Entries supplied:
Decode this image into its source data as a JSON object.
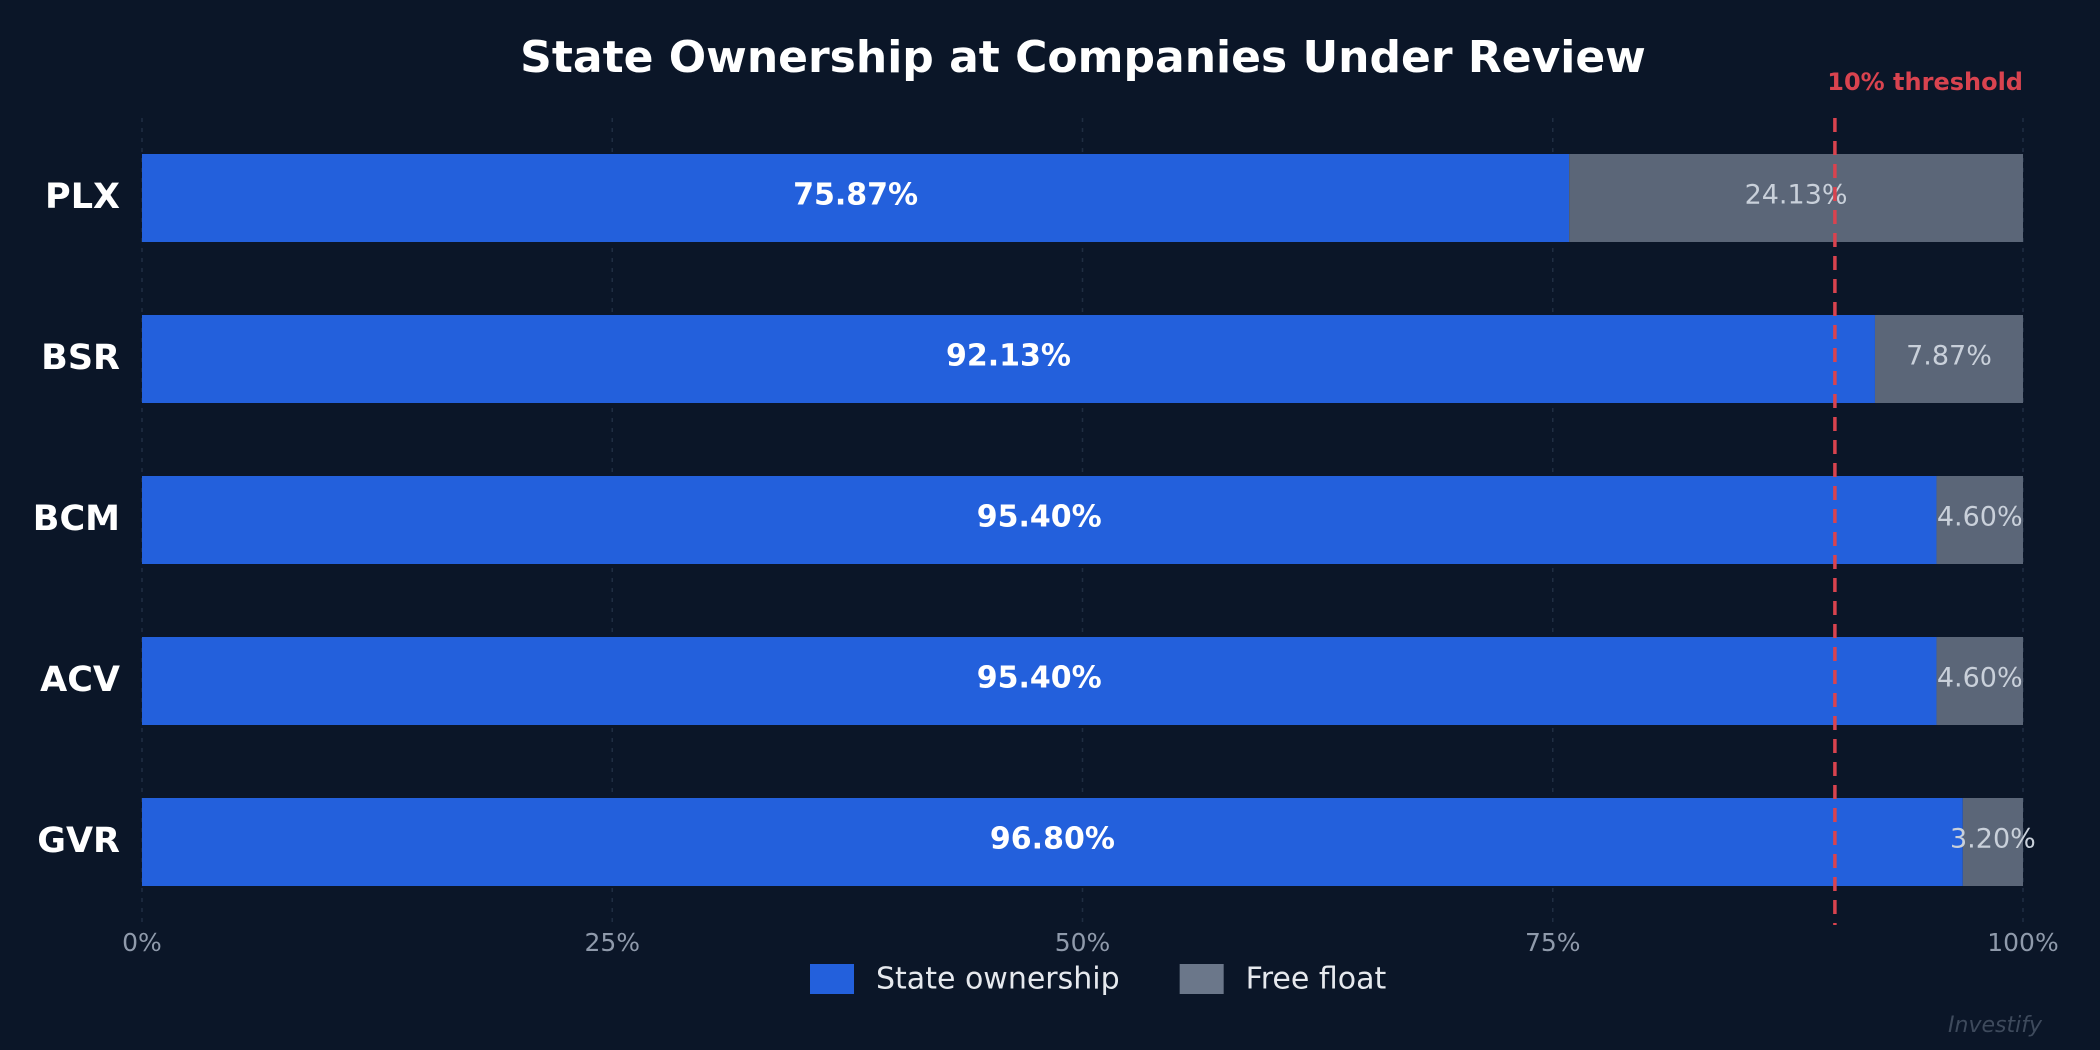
{
  "chart_data": {
    "type": "stacked_bar_horizontal",
    "title": "State Ownership at Companies Under Review",
    "categories": [
      "PLX",
      "BSR",
      "BCM",
      "ACV",
      "GVR"
    ],
    "series": [
      {
        "name": "State ownership",
        "color": "#2360dc",
        "values": [
          75.87,
          92.13,
          95.4,
          95.4,
          96.8
        ],
        "value_labels": [
          "75.87%",
          "92.13%",
          "95.40%",
          "95.40%",
          "96.80%"
        ]
      },
      {
        "name": "Free float",
        "color": "#5b6678",
        "values": [
          24.13,
          7.87,
          4.6,
          4.6,
          3.2
        ],
        "value_labels": [
          "24.13%",
          "7.87%",
          "4.60%",
          "4.60%",
          "3.20%"
        ]
      }
    ],
    "xlim": [
      0,
      100
    ],
    "xticks": [
      {
        "value": 0,
        "label": "0%"
      },
      {
        "value": 25,
        "label": "25%"
      },
      {
        "value": 50,
        "label": "50%"
      },
      {
        "value": 75,
        "label": "75%"
      },
      {
        "value": 100,
        "label": "100%"
      }
    ],
    "grid": true,
    "threshold": {
      "value": 90,
      "label": "10% threshold",
      "color": "#d9434f"
    },
    "legend": "bottom"
  },
  "watermark": "Investify"
}
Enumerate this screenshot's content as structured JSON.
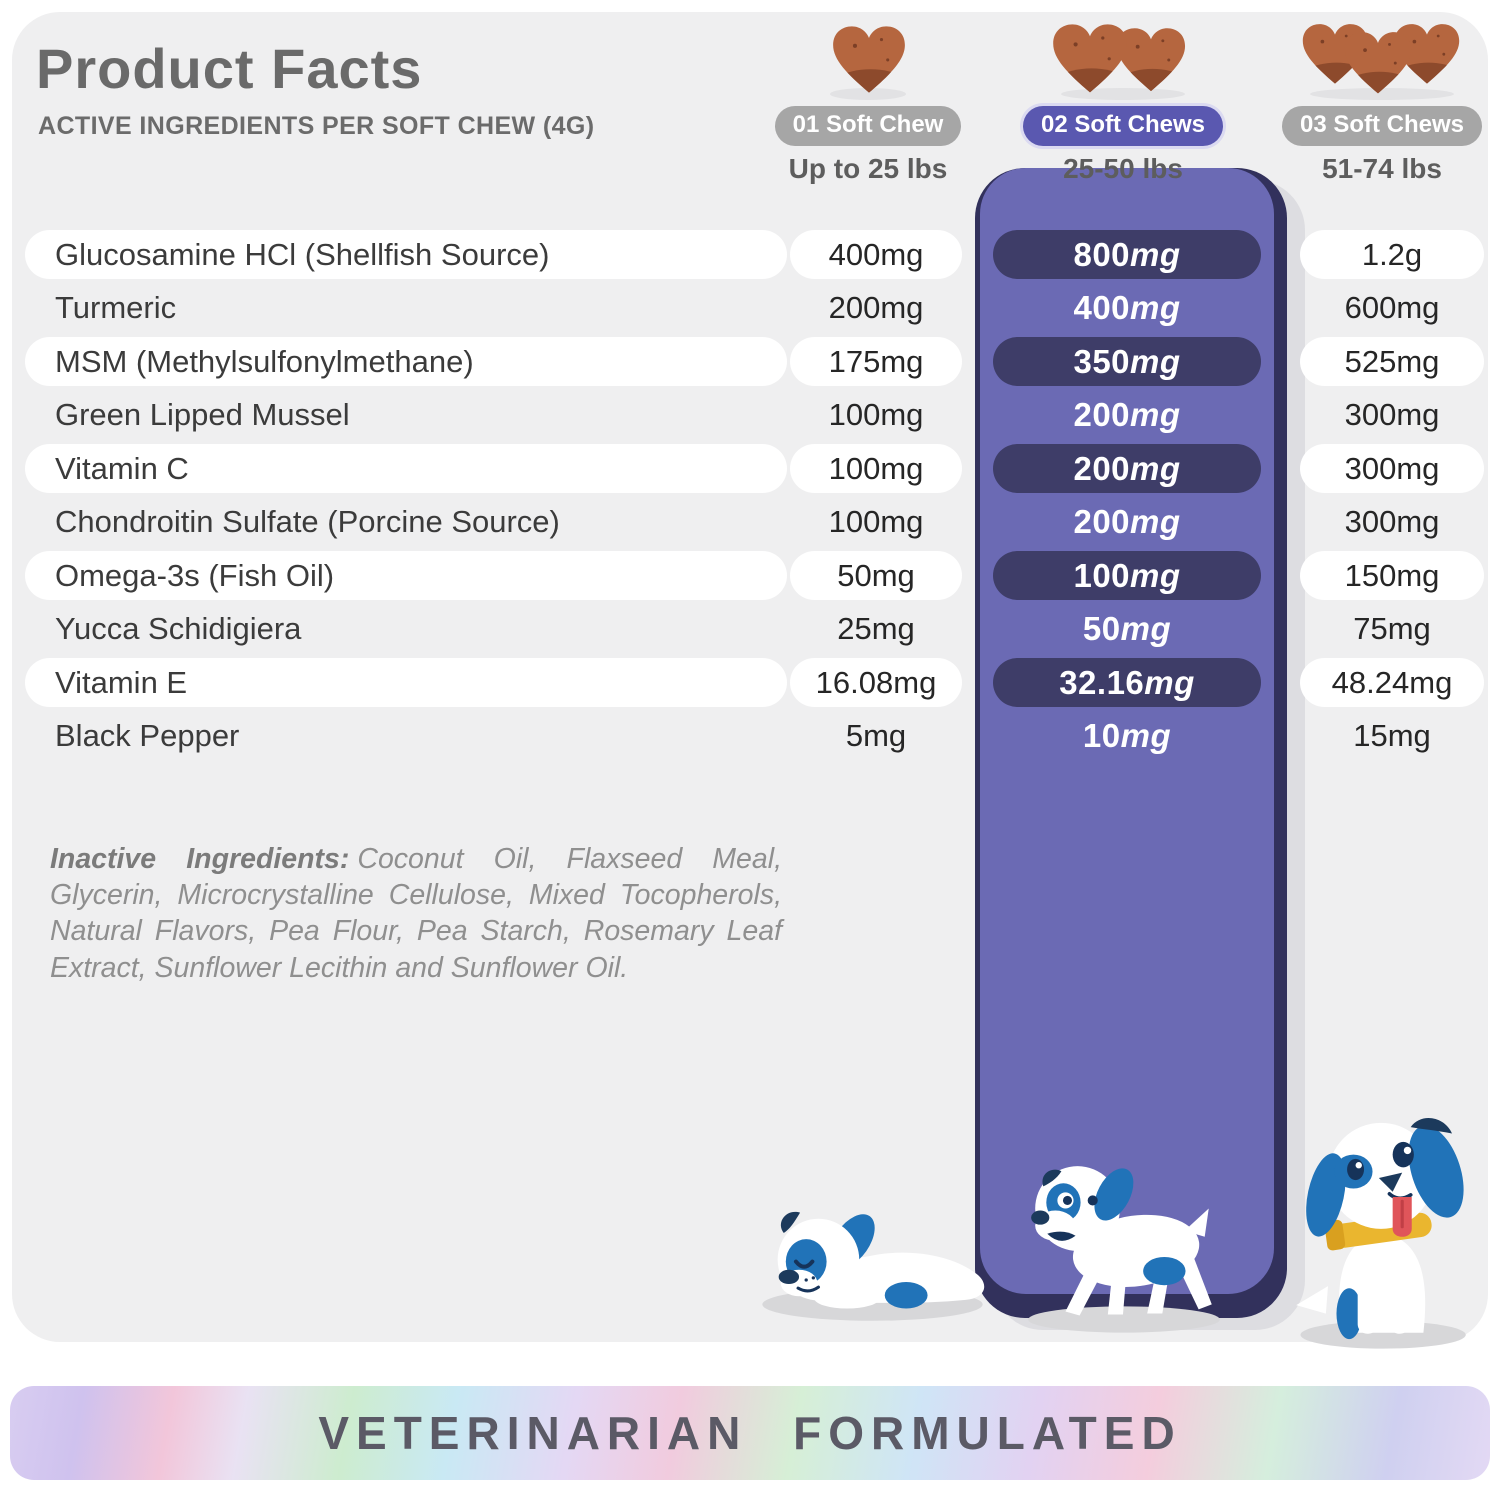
{
  "header": {
    "title": "Product Facts",
    "subtitle": "ACTIVE INGREDIENTS PER SOFT CHEW (4G)"
  },
  "columns": [
    {
      "pill": "01 Soft Chew",
      "weight": "Up to 25 lbs",
      "chews": 1,
      "highlight": false
    },
    {
      "pill": "02 Soft Chews",
      "weight": "25-50 lbs",
      "chews": 2,
      "highlight": true
    },
    {
      "pill": "03 Soft Chews",
      "weight": "51-74 lbs",
      "chews": 3,
      "highlight": false
    }
  ],
  "table": {
    "rows": [
      {
        "name": "Glucosamine HCl (Shellfish Source)",
        "col1": "400mg",
        "col2": "800mg",
        "col3": "1.2g"
      },
      {
        "name": "Turmeric",
        "col1": "200mg",
        "col2": "400mg",
        "col3": "600mg"
      },
      {
        "name": "MSM (Methylsulfonylmethane)",
        "col1": "175mg",
        "col2": "350mg",
        "col3": "525mg"
      },
      {
        "name": "Green Lipped Mussel",
        "col1": "100mg",
        "col2": "200mg",
        "col3": "300mg"
      },
      {
        "name": "Vitamin C",
        "col1": "100mg",
        "col2": "200mg",
        "col3": "300mg"
      },
      {
        "name": "Chondroitin Sulfate (Porcine Source)",
        "col1": "100mg",
        "col2": "200mg",
        "col3": "300mg"
      },
      {
        "name": "Omega-3s (Fish Oil)",
        "col1": "50mg",
        "col2": "100mg",
        "col3": "150mg"
      },
      {
        "name": "Yucca Schidigiera",
        "col1": "25mg",
        "col2": "50mg",
        "col3": "75mg"
      },
      {
        "name": "Vitamin E",
        "col1": "16.08mg",
        "col2": "32.16mg",
        "col3": "48.24mg"
      },
      {
        "name": "Black Pepper",
        "col1": "5mg",
        "col2": "10mg",
        "col3": "15mg"
      }
    ]
  },
  "inactive": {
    "label": "Inactive Ingredients:",
    "text": "Coconut Oil, Flaxseed Meal, Glycerin, Microcrystalline Cellulose, Mixed Tocopherols, Natural Flavors, Pea Flour, Pea Starch, Rosemary Leaf Extract, Sunflower Lecithin and Sunflower Oil."
  },
  "footer": {
    "banner": "VETERINARIAN FORMULATED"
  },
  "icons": {
    "chew": "soft-chew-heart-icon",
    "dog_small": "sleeping-puppy-illustration",
    "dog_medium": "walking-dog-illustration",
    "dog_large": "sitting-dog-illustration"
  },
  "colors": {
    "card_bg": "#efeff0",
    "column_purple": "#6b6ab4",
    "column_navy": "#32315c",
    "value_pill_navy": "#3e3d68",
    "pill_gray": "#a6a6a6",
    "pill_purple": "#5a58b0",
    "chew_brown": "#b5663f",
    "chew_brown_dark": "#8d4a2c",
    "dog_blue": "#2173b8",
    "collar_yellow": "#eab62f",
    "tongue_red": "#e0555a",
    "banner_text": "#5b5a66"
  }
}
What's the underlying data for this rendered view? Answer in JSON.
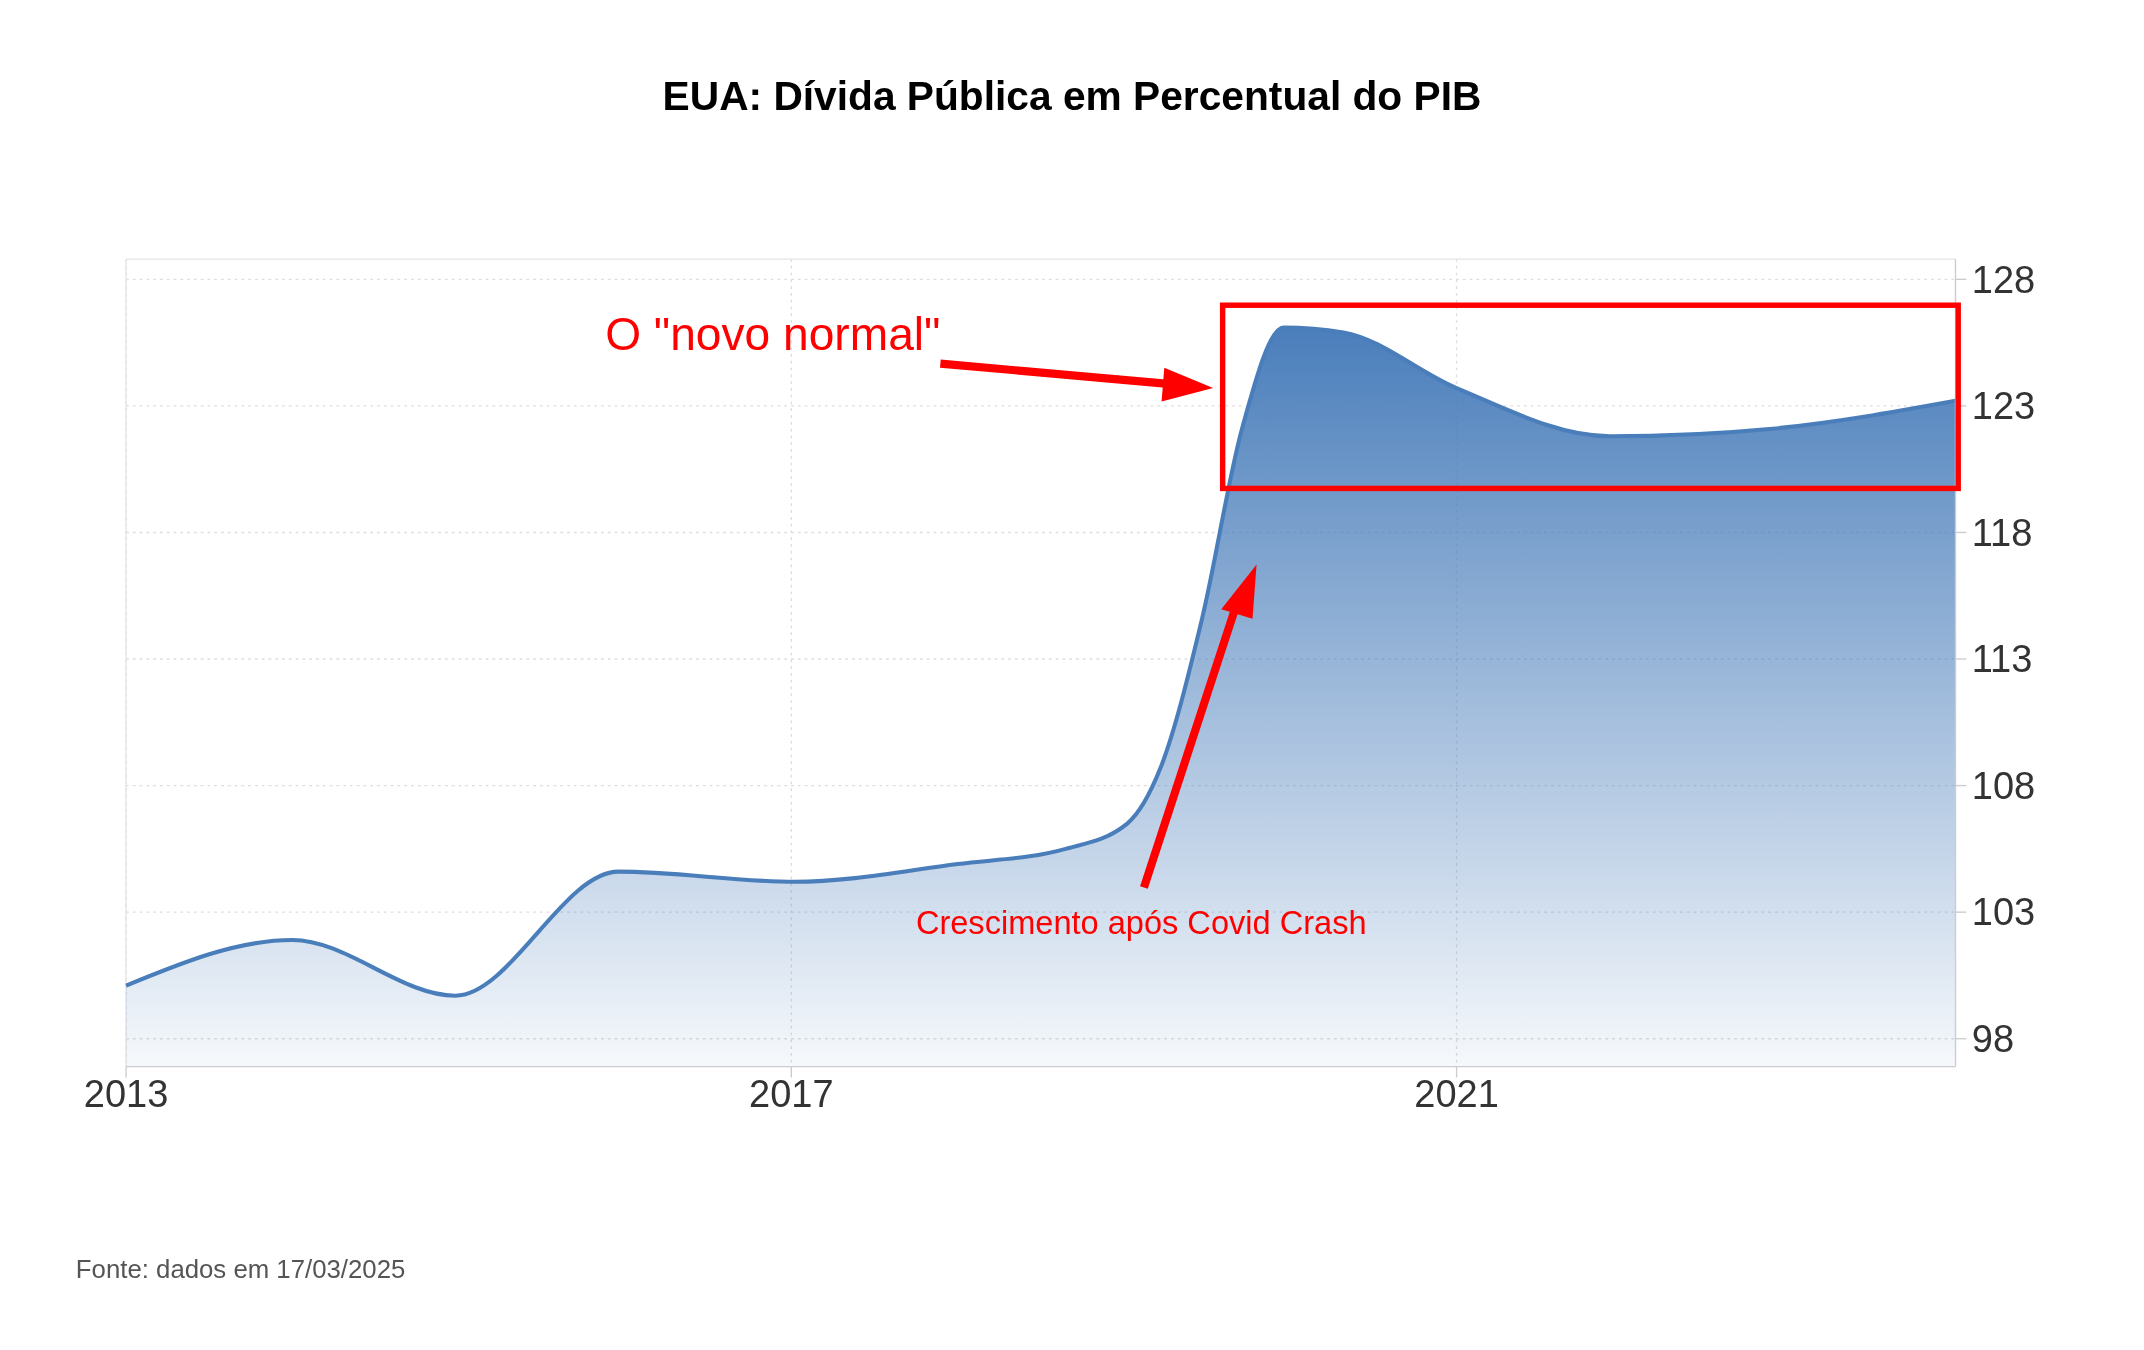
{
  "chart_data": {
    "type": "area",
    "title": "EUA: Dívida Pública em Percentual do PIB",
    "x": [
      2013.0,
      2014.0,
      2014.98,
      2015.96,
      2017.02,
      2018.0,
      2018.65,
      2019.02,
      2019.22,
      2019.47,
      2019.71,
      2019.96,
      2020.32,
      2021.0,
      2021.92,
      2022.9,
      2024.0
    ],
    "series": [
      {
        "color": "#4a7ebb",
        "values": [
          100.1,
          101.9,
          99.7,
          104.6,
          104.2,
          104.9,
          105.5,
          106.5,
          108.7,
          114.6,
          122.1,
          126.1,
          125.9,
          123.7,
          121.8,
          122.1,
          123.2
        ]
      }
    ],
    "xlim": [
      2013,
      2024
    ],
    "xticks": [
      2013,
      2017,
      2021
    ],
    "ylim": [
      96.9,
      128.8
    ],
    "yticks": [
      98,
      103,
      108,
      113,
      118,
      123,
      128
    ],
    "grid": true,
    "annotations": [
      "O \"novo normal\"",
      "Crescimento após Covid Crash",
      "Fonte: dados em 17/03/2025"
    ]
  }
}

Task to complete:
Find each line holding the word "weight" and copy it.

Result for this task:
      "weight": "Up to 25 lbs",
      "weight": "25-50 lbs",
      "weight": "51-74 lbs",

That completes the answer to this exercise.